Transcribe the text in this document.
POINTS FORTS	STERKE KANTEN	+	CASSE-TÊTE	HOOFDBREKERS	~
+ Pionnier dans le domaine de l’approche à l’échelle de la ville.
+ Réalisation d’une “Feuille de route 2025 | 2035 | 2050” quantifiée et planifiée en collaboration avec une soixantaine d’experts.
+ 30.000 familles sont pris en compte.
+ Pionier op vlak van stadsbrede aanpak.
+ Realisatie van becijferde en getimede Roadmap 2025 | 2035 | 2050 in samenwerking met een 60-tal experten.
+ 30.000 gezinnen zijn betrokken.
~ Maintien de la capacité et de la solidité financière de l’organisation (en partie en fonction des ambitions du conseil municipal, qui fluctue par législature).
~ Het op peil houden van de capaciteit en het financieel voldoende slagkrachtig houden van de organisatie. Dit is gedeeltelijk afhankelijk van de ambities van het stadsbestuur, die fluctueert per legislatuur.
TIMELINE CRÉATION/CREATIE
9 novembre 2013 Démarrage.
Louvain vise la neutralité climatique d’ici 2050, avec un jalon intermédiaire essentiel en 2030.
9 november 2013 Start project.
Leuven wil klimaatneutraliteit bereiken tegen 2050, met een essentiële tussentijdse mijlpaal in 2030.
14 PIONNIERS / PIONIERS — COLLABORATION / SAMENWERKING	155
--------------------------------
Your goal
Your task is to repeat the data exactly; please include every line.

The response
Transcribe the text in this document.
POINTS FORTS	STERKE KANTEN	+	CASSE-TÊTE	HOOFDBREKERS	~
+ Pionnier dans le domaine de l’approche à l’échelle de la ville.
+ Réalisation d’une “Feuille de route 2025 | 2035 | 2050” quantifiée et planifiée en collaboration avec une soixantaine d’experts.
+ 30.000 familles sont pris en compte.
+ Pionier op vlak van stadsbrede aanpak.
+ Realisatie van becijferde en getimede Roadmap 2025 | 2035 | 2050 in samenwerking met een 60-tal experten.
+ 30.000 gezinnen zijn betrokken.
~ Maintien de la capacité et de la solidité financière de l’organisation (en partie en fonction des ambitions du conseil municipal, qui fluctue par législature).
~ Het op peil houden van de capaciteit en het financieel voldoende slagkrachtig houden van de organisatie. Dit is gedeeltelijk afhankelijk van de ambities van het stadsbestuur, die fluctueert per legislatuur.
TIMELINE CRÉATION/CREATIE
9 novembre 2013 Démarrage.
Louvain vise la neutralité climatique d’ici 2050, avec un jalon intermédiaire essentiel en 2030.
9 november 2013 Start project.
Leuven wil klimaatneutraliteit bereiken tegen 2050, met een essentiële tussentijdse mijlpaal in 2030.
14 PIONNIERS / PIONIERS — COLLABORATION / SAMENWERKING	155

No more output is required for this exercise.